## START DATA LISTING
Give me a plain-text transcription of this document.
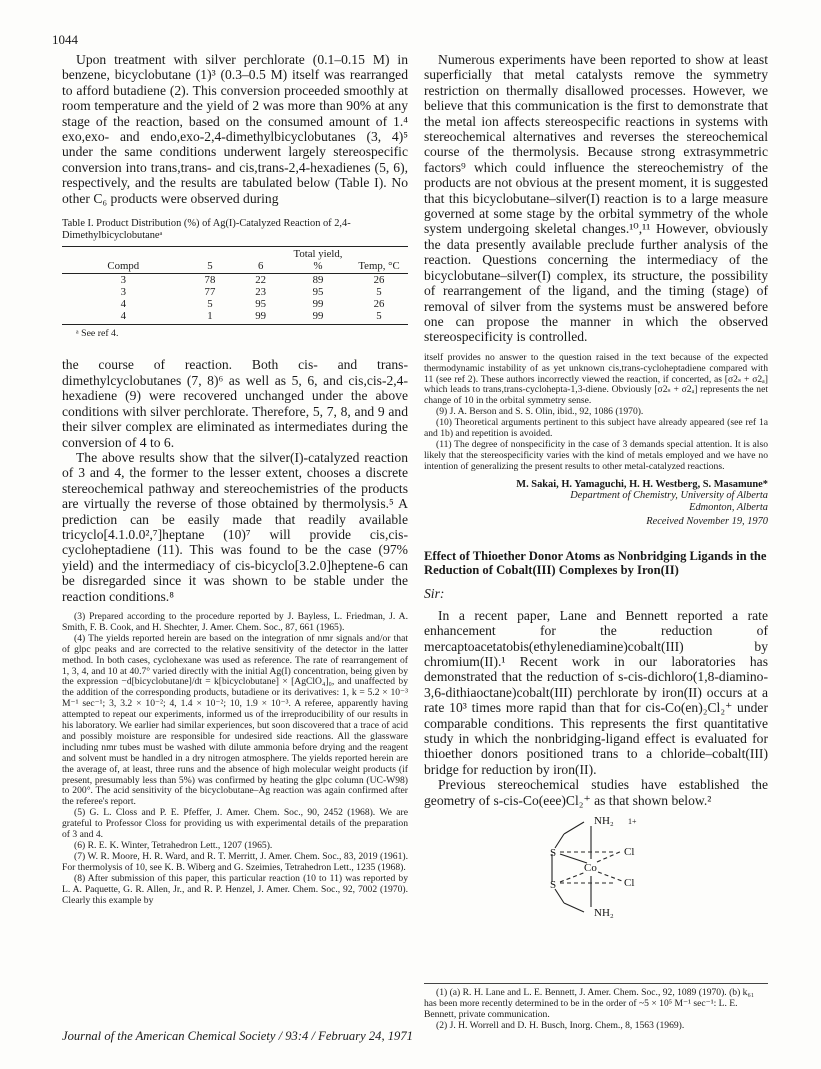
1044

Upon treatment with silver perchlorate (0.1–0.15 M) in benzene, bicyclobutane (1)³ (0.3–0.5 M) itself was rearranged to afford butadiene (2). This conversion proceeded smoothly at room temperature and the yield of 2 was more than 90% at any stage of the reaction, based on the consumed amount of 1.⁴ exo,exo- and endo,exo-2,4-dimethylbicyclobutanes (3, 4)⁵ under the same conditions underwent largely stereospecific conversion into trans,trans- and cis,trans-2,4-hexadienes (5, 6), respectively, and the results are tabulated below (Table I). No other C₆ products were observed during

Table I. Product Distribution (%) of Ag(I)-Catalyzed Reaction of 2,4-Dimethylbicyclobutaneᵃ
Compd	5	6	Total yield, %	Temp, °C
3	78	22	89	26
3	77	23	95	5
4	5	95	99	26
4	1	99	99	5
ᵃ See ref 4.

the course of reaction. Both cis- and trans-dimethylcyclobutanes (7, 8)⁶ as well as 5, 6, and cis,cis-2,4-hexadiene (9) were recovered unchanged under the above conditions with silver perchlorate. Therefore, 5, 7, 8, and 9 and their silver complex are eliminated as intermediates during the conversion of 4 to 6.

The above results show that the silver(I)-catalyzed reaction of 3 and 4, the former to the lesser extent, chooses a discrete stereochemical pathway and stereochemistries of the products are virtually the reverse of those obtained by thermolysis.⁵ A prediction can be easily made that readily available tricyclo[4.1.0.0²,⁷]heptane (10)⁷ will provide cis,cis-cycloheptadiene (11). This was found to be the case (97% yield) and the intermediacy of cis-bicyclo[3.2.0]heptene-6 can be disregarded since it was shown to be stable under the reaction conditions.⁸

(3) Prepared according to the procedure reported by J. Bayless, L. Friedman, J. A. Smith, F. B. Cook, and H. Shechter, J. Amer. Chem. Soc., 87, 661 (1965).

(4) The yields reported herein are based on the integration of nmr signals and/or that of glpc peaks and are corrected to the relative sensitivity of the detector in the latter method. In both cases, cyclohexane was used as reference. The rate of rearrangement of 1, 3, 4, and 10 at 40.7° varied directly with the initial Ag(I) concentration, being given by the expression −d[bicyclobutane]/dt = k[bicyclobutane] × [AgClO₄]₀, and unaffected by the addition of the corresponding products, butadiene or its derivatives: 1, k = 5.2 × 10⁻³ M⁻¹ sec⁻¹; 3, 3.2 × 10⁻²; 4, 1.4 × 10⁻²; 10, 1.9 × 10⁻³. A referee, apparently having attempted to repeat our experiments, informed us of the irreproducibility of our results in his laboratory. We earlier had similar experiences, but soon discovered that a trace of acid and possibly moisture are responsible for undesired side reactions. All the glassware including nmr tubes must be washed with dilute ammonia before drying and the reagent and solvent must be handled in a dry nitrogen atmosphere. The yields reported herein are the average of, at least, three runs and the absence of high molecular weight products (if present, presumably less than 5%) was confirmed by heating the glpc column (UC-W98) to 200°. The acid sensitivity of the bicyclobutane–Ag reaction was again confirmed after the referee's report.

(5) G. L. Closs and P. E. Pfeffer, J. Amer. Chem. Soc., 90, 2452 (1968). We are grateful to Professor Closs for providing us with experimental details of the preparation of 3 and 4.

(6) R. E. K. Winter, Tetrahedron Lett., 1207 (1965).

(7) W. R. Moore, H. R. Ward, and R. T. Merritt, J. Amer. Chem. Soc., 83, 2019 (1961). For thermolysis of 10, see K. B. Wiberg and G. Szeimies, Tetrahedron Lett., 1235 (1968).

(8) After submission of this paper, this particular reaction (10 to 11) was reported by L. A. Paquette, G. R. Allen, Jr., and R. P. Henzel, J. Amer. Chem. Soc., 92, 7002 (1970). Clearly this example by

Numerous experiments have been reported to show at least superficially that metal catalysts remove the symmetry restriction on thermally disallowed processes. However, we believe that this communication is the first to demonstrate that the metal ion affects stereospecific reactions in systems with stereochemical alternatives and reverses the stereochemical course of the thermolysis. Because strong extrasymmetric factors⁹ which could influence the stereochemistry of the products are not obvious at the present moment, it is suggested that this bicyclobutane–silver(I) reaction is to a large measure governed at some stage by the orbital symmetry of the whole system undergoing skeletal changes.¹⁰,¹¹ However, obviously the data presently available preclude further analysis of the reaction. Questions concerning the intermediacy of the bicyclobutane–silver(I) complex, its structure, the possibility of rearrangement of the ligand, and the timing (stage) of removal of silver from the systems must be answered before one can propose the manner in which the observed stereospecificity is controlled.

itself provides no answer to the question raised in the text because of the expected thermodynamic instability of as yet unknown cis,trans-cycloheptadiene compared with 11 (see ref 2). These authors incorrectly viewed the reaction, if concerted, as [σ2ₛ + σ2ₐ] which leads to trans,trans-cyclohepta-1,3-diene. Obviously [σ2ₛ + σ2ₐ] represents the net change of 10 in the orbital symmetry sense.

(9) J. A. Berson and S. S. Olin, ibid., 92, 1086 (1970).

(10) Theoretical arguments pertinent to this subject have already appeared (see ref 1a and 1b) and repetition is avoided.

(11) The degree of nonspecificity in the case of 3 demands special attention. It is also likely that the stereospecificity varies with the kind of metals employed and we have no intention of generalizing the present results to other metal-catalyzed reactions.

M. Sakai, H. Yamaguchi, H. H. Westberg, S. Masamune*
Department of Chemistry, University of Alberta
Edmonton, Alberta
Received November 19, 1970
Effect of Thioether Donor Atoms as Nonbridging Ligands in the Reduction of Cobalt(III) Complexes by Iron(II)
Sir:

In a recent paper, Lane and Bennett reported a rate enhancement for the reduction of mercaptoacetatobis(ethylenediamine)cobalt(III) by chromium(II).¹ Recent work in our laboratories has demonstrated that the reduction of s-cis-dichloro(1,8-diamino-3,6-dithiaoctane)cobalt(III) perchlorate by iron(II) occurs at a rate 10³ times more rapid than that for cis-Co(en)₂Cl₂⁺ under comparable conditions. This represents the first quantitative study in which the nonbridging-ligand effect is evaluated for thioether donors positioned trans to a chloride–cobalt(III) bridge for reduction by iron(II).

Previous stereochemical studies have established the geometry of s-cis-Co(eee)Cl₂⁺ as that shown below.²

NH₂ 1+
S
Co
Cl
Cl
S
NH₂

(1) (a) R. H. Lane and L. E. Bennett, J. Amer. Chem. Soc., 92, 1089 (1970). (b) k₆₁ has been more recently determined to be in the order of ~5 × 10⁵ M⁻¹ sec⁻¹: L. E. Bennett, private communication.

(2) J. H. Worrell and D. H. Busch, Inorg. Chem., 8, 1563 (1969).

Journal of the American Chemical Society / 93:4 / February 24, 1971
## END DATA LISTING
GIVEN PROBLEM: Pictures stay out of the copy; please restate every record above exactly.

SOLUTION TO THE EXERCISE:
Give me a plain-text transcription of this document.
1044

Upon treatment with silver perchlorate (0.1–0.15 M) in benzene, bicyclobutane (1)³ (0.3–0.5 M) itself was rearranged to afford butadiene (2). This conversion proceeded smoothly at room temperature and the yield of 2 was more than 90% at any stage of the reaction, based on the consumed amount of 1.⁴ exo,exo- and endo,exo-2,4-dimethylbicyclobutanes (3, 4)⁵ under the same conditions underwent largely stereospecific conversion into trans,trans- and cis,trans-2,4-hexadienes (5, 6), respectively, and the results are tabulated below (Table I). No other C₆ products were observed during

Table I. Product Distribution (%) of Ag(I)-Catalyzed Reaction of 2,4-Dimethylbicyclobutaneᵃ
Compd	5	6	Total yield, %	Temp, °C
3	78	22	89	26
3	77	23	95	5
4	5	95	99	26
4	1	99	99	5
ᵃ See ref 4.

the course of reaction. Both cis- and trans-dimethylcyclobutanes (7, 8)⁶ as well as 5, 6, and cis,cis-2,4-hexadiene (9) were recovered unchanged under the above conditions with silver perchlorate. Therefore, 5, 7, 8, and 9 and their silver complex are eliminated as intermediates during the conversion of 4 to 6.

The above results show that the silver(I)-catalyzed reaction of 3 and 4, the former to the lesser extent, chooses a discrete stereochemical pathway and stereochemistries of the products are virtually the reverse of those obtained by thermolysis.⁵ A prediction can be easily made that readily available tricyclo[4.1.0.0²,⁷]heptane (10)⁷ will provide cis,cis-cycloheptadiene (11). This was found to be the case (97% yield) and the intermediacy of cis-bicyclo[3.2.0]heptene-6 can be disregarded since it was shown to be stable under the reaction conditions.⁸

(3) Prepared according to the procedure reported by J. Bayless, L. Friedman, J. A. Smith, F. B. Cook, and H. Shechter, J. Amer. Chem. Soc., 87, 661 (1965).

(4) The yields reported herein are based on the integration of nmr signals and/or that of glpc peaks and are corrected to the relative sensitivity of the detector in the latter method. In both cases, cyclohexane was used as reference. The rate of rearrangement of 1, 3, 4, and 10 at 40.7° varied directly with the initial Ag(I) concentration, being given by the expression −d[bicyclobutane]/dt = k[bicyclobutane] × [AgClO₄]₀, and unaffected by the addition of the corresponding products, butadiene or its derivatives: 1, k = 5.2 × 10⁻³ M⁻¹ sec⁻¹; 3, 3.2 × 10⁻²; 4, 1.4 × 10⁻²; 10, 1.9 × 10⁻³. A referee, apparently having attempted to repeat our experiments, informed us of the irreproducibility of our results in his laboratory. We earlier had similar experiences, but soon discovered that a trace of acid and possibly moisture are responsible for undesired side reactions. All the glassware including nmr tubes must be washed with dilute ammonia before drying and the reagent and solvent must be handled in a dry nitrogen atmosphere. The yields reported herein are the average of, at least, three runs and the absence of high molecular weight products (if present, presumably less than 5%) was confirmed by heating the glpc column (UC-W98) to 200°. The acid sensitivity of the bicyclobutane–Ag reaction was again confirmed after the referee's report.

(5) G. L. Closs and P. E. Pfeffer, J. Amer. Chem. Soc., 90, 2452 (1968). We are grateful to Professor Closs for providing us with experimental details of the preparation of 3 and 4.

(6) R. E. K. Winter, Tetrahedron Lett., 1207 (1965).

(7) W. R. Moore, H. R. Ward, and R. T. Merritt, J. Amer. Chem. Soc., 83, 2019 (1961). For thermolysis of 10, see K. B. Wiberg and G. Szeimies, Tetrahedron Lett., 1235 (1968).

(8) After submission of this paper, this particular reaction (10 to 11) was reported by L. A. Paquette, G. R. Allen, Jr., and R. P. Henzel, J. Amer. Chem. Soc., 92, 7002 (1970). Clearly this example by

Numerous experiments have been reported to show at least superficially that metal catalysts remove the symmetry restriction on thermally disallowed processes. However, we believe that this communication is the first to demonstrate that the metal ion affects stereospecific reactions in systems with stereochemical alternatives and reverses the stereochemical course of the thermolysis. Because strong extrasymmetric factors⁹ which could influence the stereochemistry of the products are not obvious at the present moment, it is suggested that this bicyclobutane–silver(I) reaction is to a large measure governed at some stage by the orbital symmetry of the whole system undergoing skeletal changes.¹⁰,¹¹ However, obviously the data presently available preclude further analysis of the reaction. Questions concerning the intermediacy of the bicyclobutane–silver(I) complex, its structure, the possibility of rearrangement of the ligand, and the timing (stage) of removal of silver from the systems must be answered before one can propose the manner in which the observed stereospecificity is controlled.

itself provides no answer to the question raised in the text because of the expected thermodynamic instability of as yet unknown cis,trans-cycloheptadiene compared with 11 (see ref 2). These authors incorrectly viewed the reaction, if concerted, as [σ2ₛ + σ2ₐ] which leads to trans,trans-cyclohepta-1,3-diene. Obviously [σ2ₛ + σ2ₐ] represents the net change of 10 in the orbital symmetry sense.

(9) J. A. Berson and S. S. Olin, ibid., 92, 1086 (1970).

(10) Theoretical arguments pertinent to this subject have already appeared (see ref 1a and 1b) and repetition is avoided.

(11) The degree of nonspecificity in the case of 3 demands special attention. It is also likely that the stereospecificity varies with the kind of metals employed and we have no intention of generalizing the present results to other metal-catalyzed reactions.

M. Sakai, H. Yamaguchi, H. H. Westberg, S. Masamune*
Department of Chemistry, University of Alberta
Edmonton, Alberta
Received November 19, 1970
Effect of Thioether Donor Atoms as Nonbridging Ligands in the Reduction of Cobalt(III) Complexes by Iron(II)
Sir:

In a recent paper, Lane and Bennett reported a rate enhancement for the reduction of mercaptoacetatobis(ethylenediamine)cobalt(III) by chromium(II).¹ Recent work in our laboratories has demonstrated that the reduction of s-cis-dichloro(1,8-diamino-3,6-dithiaoctane)cobalt(III) perchlorate by iron(II) occurs at a rate 10³ times more rapid than that for cis-Co(en)₂Cl₂⁺ under comparable conditions. This represents the first quantitative study in which the nonbridging-ligand effect is evaluated for thioether donors positioned trans to a chloride–cobalt(III) bridge for reduction by iron(II).

Previous stereochemical studies have established the geometry of s-cis-Co(eee)Cl₂⁺ as that shown below.²

NH₂ 1+
S
Co
Cl
Cl
S
NH₂

(1) (a) R. H. Lane and L. E. Bennett, J. Amer. Chem. Soc., 92, 1089 (1970). (b) k₆₁ has been more recently determined to be in the order of ~5 × 10⁵ M⁻¹ sec⁻¹: L. E. Bennett, private communication.

(2) J. H. Worrell and D. H. Busch, Inorg. Chem., 8, 1563 (1969).

Journal of the American Chemical Society / 93:4 / February 24, 1971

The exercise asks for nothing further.